— Start of Raw records —

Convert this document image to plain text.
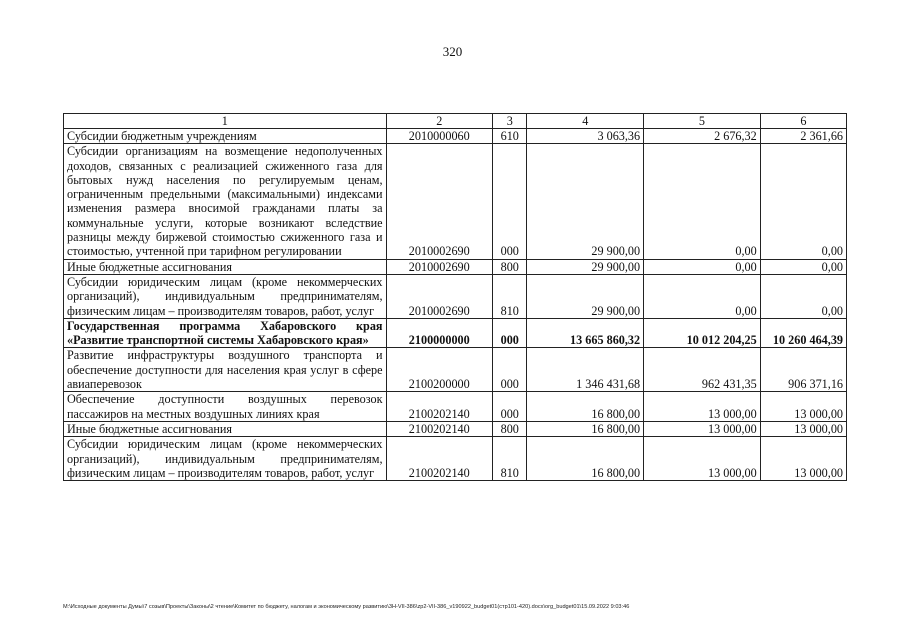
320
1	2	3	4	5	6
Субсидии бюджетным учреждениям	2010000060	610	3 063,36	2 676,32	2 361,66
Субсидии организациям на возмещение недополученных доходов, связанных с реализацией сжиженного газа для бытовых нужд населения по регулируемым ценам, ограниченным предельными (максимальными) индексами изменения размера вносимой гражданами платы за коммунальные услуги, которые возникают вследствие разницы между биржевой стоимостью сжиженного газа и стоимостью, учтенной при тарифном регулировании	2010002690	000	29 900,00	0,00	0,00
Иные бюджетные ассигнования	2010002690	800	29 900,00	0,00	0,00
Субсидии юридическим лицам (кроме некоммерческих организаций), индивидуальным предпринимателям, физическим лицам – производителям товаров, работ, услуг	2010002690	810	29 900,00	0,00	0,00
Государственная программа Хабаровского края «Развитие транспортной системы Хабаровского края»	2100000000	000	13 665 860,32	10 012 204,25	10 260 464,39
Развитие инфраструктуры воздушного транспорта и обеспечение доступности для населения края услуг в сфере авиаперевозок	2100200000	000	1 346 431,68	962 431,35	906 371,16
Обеспечение доступности воздушных перевозок пассажиров на местных воздушных линиях края	2100202140	000	16 800,00	13 000,00	13 000,00
Иные бюджетные ассигнования	2100202140	800	16 800,00	13 000,00	13 000,00
Субсидии юридическим лицам (кроме некоммерческих организаций), индивидуальным предпринимателям, физическим лицам – производителям товаров, работ, услуг	2100202140	810	16 800,00	13 000,00	13 000,00
M:\Исходные документы Думы\7 созыв\Проекты\Законы\2 чтение\Комитет по бюджету, налогам и экономическому развитию\3Н-VII-386\zp2-VII-386_v190922_budget01(стр101-420).docx\org_budget01\15.09.2022 9:03:46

— End of Raw records —

▶ _Task requirements_
Of the lines in the records, determine how many contain the word "Развитие", and report that number alone.

▶ _Response to this task_
2